### Page excerpt

Wednesday, November 4, 2009

Maine: NOT The Way Life Should Be

58% of the registered voters in Maine went to the polls yesterday. (detailed results available by county and town from the Bangor Daily News) Of those voters, 52.77% voted to repeal Maine’s Marriage Equality law. 47.23% voted to let Marriage Equality stand in Maine.

The approval of Question One which means the repeal of Marriage Equality in Maine is disheartening, disappointing, dispiriting. But two towns in particular who voted to strip same sex couples of their ever so recently afforded rights shocked and angered me.

Remember Mr. Spooner, the World War II Veteran, Veterans of Foreign Wars Chaplain, widower and the father of four sons - one of whom is gay? His fellow citizens in the city of Biddeford voted to repeal Marriage Equality in Maine: 53% Yes, 47% No.

And remember Mr. Redicker, the Vietnam War veteran and father of two daughters; one gay, one straight? His fellow citizens in the town of Fort Fairfield also voted to repeal Marriage Equality in Maine: 70% Yes, 30% No.

######

Goals —
#1 In the post about Maine's vote on marriage equality, how did voters in Fort Fairfield split on the repeal?
#2 Resume the post about Maine's vote to repeal marriage equality, picking up right after its final sentence.

### Provided information

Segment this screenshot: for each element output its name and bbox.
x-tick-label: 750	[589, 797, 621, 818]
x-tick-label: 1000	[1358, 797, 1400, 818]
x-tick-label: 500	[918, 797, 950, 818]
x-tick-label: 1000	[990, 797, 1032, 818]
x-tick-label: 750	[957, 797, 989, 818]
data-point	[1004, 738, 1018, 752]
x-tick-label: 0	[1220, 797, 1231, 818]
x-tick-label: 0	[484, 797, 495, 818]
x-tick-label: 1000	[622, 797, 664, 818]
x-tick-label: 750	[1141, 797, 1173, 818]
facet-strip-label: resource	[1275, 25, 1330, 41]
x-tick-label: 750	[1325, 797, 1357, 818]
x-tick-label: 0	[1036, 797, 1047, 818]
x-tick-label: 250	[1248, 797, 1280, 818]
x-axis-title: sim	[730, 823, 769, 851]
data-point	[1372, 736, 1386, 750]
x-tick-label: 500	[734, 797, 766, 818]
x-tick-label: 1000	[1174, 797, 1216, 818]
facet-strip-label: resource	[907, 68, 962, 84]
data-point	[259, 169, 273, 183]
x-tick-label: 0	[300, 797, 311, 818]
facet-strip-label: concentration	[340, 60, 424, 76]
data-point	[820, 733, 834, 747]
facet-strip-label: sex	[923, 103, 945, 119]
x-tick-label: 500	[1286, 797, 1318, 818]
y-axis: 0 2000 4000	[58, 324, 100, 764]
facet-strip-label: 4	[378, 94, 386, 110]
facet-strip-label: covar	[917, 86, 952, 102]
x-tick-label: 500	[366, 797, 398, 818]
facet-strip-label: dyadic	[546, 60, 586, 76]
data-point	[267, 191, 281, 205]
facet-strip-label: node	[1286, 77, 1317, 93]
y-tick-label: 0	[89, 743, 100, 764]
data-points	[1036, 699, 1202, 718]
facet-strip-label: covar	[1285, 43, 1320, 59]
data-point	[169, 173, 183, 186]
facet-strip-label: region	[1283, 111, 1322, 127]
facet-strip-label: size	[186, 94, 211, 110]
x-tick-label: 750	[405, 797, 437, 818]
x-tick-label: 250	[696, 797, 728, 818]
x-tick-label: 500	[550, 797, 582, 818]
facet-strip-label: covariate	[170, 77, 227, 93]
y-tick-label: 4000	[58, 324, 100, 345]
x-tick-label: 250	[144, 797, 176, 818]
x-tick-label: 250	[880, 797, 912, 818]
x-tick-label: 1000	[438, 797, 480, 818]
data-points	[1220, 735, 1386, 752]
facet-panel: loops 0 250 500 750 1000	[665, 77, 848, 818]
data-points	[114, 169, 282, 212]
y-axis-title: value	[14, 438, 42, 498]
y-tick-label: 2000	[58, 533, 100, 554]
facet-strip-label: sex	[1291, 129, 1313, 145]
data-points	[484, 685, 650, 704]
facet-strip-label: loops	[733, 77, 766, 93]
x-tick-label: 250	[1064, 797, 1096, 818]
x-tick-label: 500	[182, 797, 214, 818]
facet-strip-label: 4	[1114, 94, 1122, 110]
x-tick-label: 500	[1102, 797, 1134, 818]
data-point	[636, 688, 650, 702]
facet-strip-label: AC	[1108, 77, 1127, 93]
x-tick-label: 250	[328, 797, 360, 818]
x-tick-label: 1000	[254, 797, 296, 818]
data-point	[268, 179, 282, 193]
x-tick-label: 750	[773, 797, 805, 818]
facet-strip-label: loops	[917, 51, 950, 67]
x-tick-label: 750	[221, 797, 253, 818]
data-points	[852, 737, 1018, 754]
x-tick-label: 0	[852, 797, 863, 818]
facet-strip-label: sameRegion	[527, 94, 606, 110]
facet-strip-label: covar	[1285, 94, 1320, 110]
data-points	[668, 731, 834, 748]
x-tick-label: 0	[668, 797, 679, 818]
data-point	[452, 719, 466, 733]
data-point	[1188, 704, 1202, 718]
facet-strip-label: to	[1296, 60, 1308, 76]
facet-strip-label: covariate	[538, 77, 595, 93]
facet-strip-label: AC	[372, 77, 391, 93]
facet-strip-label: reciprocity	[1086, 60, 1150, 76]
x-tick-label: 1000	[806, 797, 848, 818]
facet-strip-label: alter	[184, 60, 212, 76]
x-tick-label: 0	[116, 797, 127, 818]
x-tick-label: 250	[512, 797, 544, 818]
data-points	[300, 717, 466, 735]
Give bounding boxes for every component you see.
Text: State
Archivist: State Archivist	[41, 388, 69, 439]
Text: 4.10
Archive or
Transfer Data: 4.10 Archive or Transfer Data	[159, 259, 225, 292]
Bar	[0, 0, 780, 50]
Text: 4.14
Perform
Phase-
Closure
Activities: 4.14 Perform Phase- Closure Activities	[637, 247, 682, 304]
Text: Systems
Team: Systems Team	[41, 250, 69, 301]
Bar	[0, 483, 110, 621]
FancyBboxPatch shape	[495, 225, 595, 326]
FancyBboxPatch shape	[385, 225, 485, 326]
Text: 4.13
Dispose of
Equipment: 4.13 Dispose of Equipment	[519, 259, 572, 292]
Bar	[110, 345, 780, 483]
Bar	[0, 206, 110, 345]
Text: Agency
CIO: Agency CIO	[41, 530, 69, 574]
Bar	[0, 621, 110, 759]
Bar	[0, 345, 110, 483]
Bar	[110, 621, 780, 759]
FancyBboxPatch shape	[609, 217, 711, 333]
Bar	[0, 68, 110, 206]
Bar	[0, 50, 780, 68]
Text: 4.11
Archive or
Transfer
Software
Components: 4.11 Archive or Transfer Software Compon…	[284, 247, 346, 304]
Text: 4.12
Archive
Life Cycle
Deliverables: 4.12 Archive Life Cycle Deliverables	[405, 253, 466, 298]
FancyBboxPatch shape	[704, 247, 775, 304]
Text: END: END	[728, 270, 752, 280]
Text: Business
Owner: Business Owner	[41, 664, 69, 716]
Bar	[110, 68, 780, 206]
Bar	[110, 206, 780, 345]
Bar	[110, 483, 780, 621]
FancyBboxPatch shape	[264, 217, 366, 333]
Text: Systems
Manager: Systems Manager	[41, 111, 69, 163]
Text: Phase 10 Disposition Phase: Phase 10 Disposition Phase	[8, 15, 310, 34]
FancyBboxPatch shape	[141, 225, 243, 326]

######

Answers provided —
#1 Fort Fairfield voted 70% Yes and 30% No.

#2
Do we blame ignorance? Fear? Hatred? I don’t know. But this process of state by state referendums on Marriage Equality now stands at zero victories. The comparison to the lengthy and enormous African-American Civil Rights Movement is fraught with differences and controversy. But the three federal legislative landmarks were the Civil Rights Act of 1964, the Voting Rights Act of 1965 and the Civil Rights Act of 1968. The important part of that last sentence is the word “federal”. But ever since the perversely named Defense of Marriage Act (DOMA) became law in 1996, the federal deck has been stacked against Marriage Equality. And the language of DOMA explicitly undermines the impact of the Full Faith and Credit Clause of the United States Constitution on marriage, which says states must respect the “public acts, records, and judicial proceedings” of other states.

Same sex marriage is currently legal in just five states: Massachusetts, Connecticut, Iowa and Vermont; with New Hampshire’s law to take effect on January 1, 2010. But until the day when the Respect for Marriage Act of 2009 (H.R. 3567) , which repeals DOMA, becomes federal law, each of those states will be standing alone. Same sex couples legally married in those states will not have their marriages recognized in other states. The work for Marriage Equality must continue at the state level - including vigilance that existing rights are not eroded or overturned. But after yesterday’s vote in Maine, I believe the most important work is to get the Respect for Marriage Act of 2009 passed into law.

1 comment:

Roo said...

Shame! A backward step....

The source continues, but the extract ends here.